» TASK DESCRIPTION
Go through the data below. Pull out every line that has the word "количество".
◇ ◇ ◇ ◇ ◇
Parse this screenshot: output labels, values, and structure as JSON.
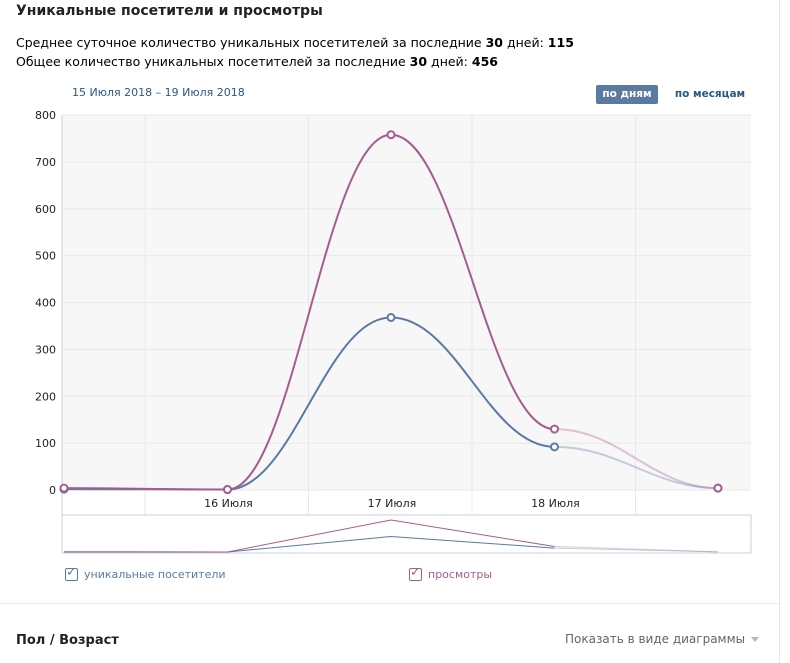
{
  "section": {
    "title": "Уникальные посетители и просмотры"
  },
  "stats": {
    "avg_prefix": "Среднее суточное количество уникальных посетителей за последние ",
    "avg_days": "30",
    "avg_mid": " дней: ",
    "avg_value": "115",
    "total_prefix": "Общее количество уникальных посетителей за последние ",
    "total_days": "30",
    "total_mid": " дней: ",
    "total_value": "456"
  },
  "date_range": "15 Июля 2018 – 19 Июля 2018",
  "toggle": {
    "days_label": "по дням",
    "months_label": "по месяцам"
  },
  "colors": {
    "visitors": "#5b7aa1",
    "views": "#a55d8f",
    "plot_bg": "#f7f7f7",
    "grid": "#e7e8ec"
  },
  "chart_data": {
    "type": "line",
    "x": [
      "15 Июля",
      "16 Июля",
      "17 Июля",
      "18 Июля",
      "19 Июля"
    ],
    "xtick_labels": [
      "",
      "16 Июля",
      "17 Июля",
      "18 Июля",
      ""
    ],
    "ylim": [
      0,
      800
    ],
    "yticks": [
      0,
      100,
      200,
      300,
      400,
      500,
      600,
      700,
      800
    ],
    "grid": true,
    "legend": "bottom",
    "series": [
      {
        "key": "visitors",
        "name": "уникальные посетители",
        "values": [
          2,
          1,
          368,
          92,
          4
        ]
      },
      {
        "key": "views",
        "name": "просмотры",
        "values": [
          4,
          1,
          758,
          130,
          4
        ]
      }
    ]
  },
  "section2": {
    "title": "Пол / Возраст",
    "toggle_label": "Показать в виде диаграммы"
  }
}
◇ ◇ ◇ ◇ ◇
» EXERCISE RESPONSE
    "avg_prefix": "Среднее суточное количество уникальных посетителей за последние ",
    "total_prefix": "Общее количество уникальных посетителей за последние ",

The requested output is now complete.